(YOUR GOAL) Take the line containing "OCR this image." and all lines after it to the end of the records, and output them exactly.

Begin DATA TO USE

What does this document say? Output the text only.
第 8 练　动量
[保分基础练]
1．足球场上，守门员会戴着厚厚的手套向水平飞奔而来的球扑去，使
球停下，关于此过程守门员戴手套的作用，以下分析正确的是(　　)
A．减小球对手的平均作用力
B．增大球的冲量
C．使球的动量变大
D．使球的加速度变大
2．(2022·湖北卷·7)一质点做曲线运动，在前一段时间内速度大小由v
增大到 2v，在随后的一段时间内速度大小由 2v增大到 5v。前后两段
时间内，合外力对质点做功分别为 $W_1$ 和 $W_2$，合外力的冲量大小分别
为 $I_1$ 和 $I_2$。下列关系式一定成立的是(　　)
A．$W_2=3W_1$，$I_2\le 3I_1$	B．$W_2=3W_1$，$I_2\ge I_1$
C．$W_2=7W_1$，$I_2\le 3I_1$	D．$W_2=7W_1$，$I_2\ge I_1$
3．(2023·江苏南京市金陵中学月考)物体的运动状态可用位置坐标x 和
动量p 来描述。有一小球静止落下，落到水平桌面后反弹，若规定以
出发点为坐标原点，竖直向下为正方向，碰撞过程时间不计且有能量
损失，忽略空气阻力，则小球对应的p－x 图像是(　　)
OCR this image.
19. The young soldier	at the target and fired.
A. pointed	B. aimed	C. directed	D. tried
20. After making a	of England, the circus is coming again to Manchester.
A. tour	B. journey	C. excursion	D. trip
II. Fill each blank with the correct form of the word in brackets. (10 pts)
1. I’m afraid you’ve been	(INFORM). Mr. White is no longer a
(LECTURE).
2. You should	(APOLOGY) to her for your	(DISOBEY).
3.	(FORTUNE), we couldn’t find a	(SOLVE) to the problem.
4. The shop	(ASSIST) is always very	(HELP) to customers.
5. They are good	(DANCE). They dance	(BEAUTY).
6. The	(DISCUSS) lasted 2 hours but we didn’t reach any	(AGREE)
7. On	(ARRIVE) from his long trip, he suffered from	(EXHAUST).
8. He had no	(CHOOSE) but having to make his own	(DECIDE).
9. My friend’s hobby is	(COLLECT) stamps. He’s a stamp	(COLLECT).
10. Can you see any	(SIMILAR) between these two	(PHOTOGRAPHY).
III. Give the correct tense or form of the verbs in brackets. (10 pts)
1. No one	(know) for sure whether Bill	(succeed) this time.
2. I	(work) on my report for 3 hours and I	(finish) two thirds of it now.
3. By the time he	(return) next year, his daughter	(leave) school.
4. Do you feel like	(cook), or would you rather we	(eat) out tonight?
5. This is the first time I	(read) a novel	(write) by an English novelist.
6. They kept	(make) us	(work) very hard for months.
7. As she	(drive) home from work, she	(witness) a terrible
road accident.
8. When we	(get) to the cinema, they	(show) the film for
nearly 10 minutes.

End DATA TO USE

(COMPLETED TASK)
OCR this image.
19. The young soldier	at the target and fired.
A. pointed	B. aimed	C. directed	D. tried
20. After making a	of England, the circus is coming again to Manchester.
A. tour	B. journey	C. excursion	D. trip
II. Fill each blank with the correct form of the word in brackets. (10 pts)
1. I’m afraid you’ve been	(INFORM). Mr. White is no longer a
(LECTURE).
2. You should	(APOLOGY) to her for your	(DISOBEY).
3.	(FORTUNE), we couldn’t find a	(SOLVE) to the problem.
4. The shop	(ASSIST) is always very	(HELP) to customers.
5. They are good	(DANCE). They dance	(BEAUTY).
6. The	(DISCUSS) lasted 2 hours but we didn’t reach any	(AGREE)
7. On	(ARRIVE) from his long trip, he suffered from	(EXHAUST).
8. He had no	(CHOOSE) but having to make his own	(DECIDE).
9. My friend’s hobby is	(COLLECT) stamps. He’s a stamp	(COLLECT).
10. Can you see any	(SIMILAR) between these two	(PHOTOGRAPHY).
III. Give the correct tense or form of the verbs in brackets. (10 pts)
1. No one	(know) for sure whether Bill	(succeed) this time.
2. I	(work) on my report for 3 hours and I	(finish) two thirds of it now.
3. By the time he	(return) next year, his daughter	(leave) school.
4. Do you feel like	(cook), or would you rather we	(eat) out tonight?
5. This is the first time I	(read) a novel	(write) by an English novelist.
6. They kept	(make) us	(work) very hard for months.
7. As she	(drive) home from work, she	(witness) a terrible
road accident.
8. When we	(get) to the cinema, they	(show) the film for
nearly 10 minutes.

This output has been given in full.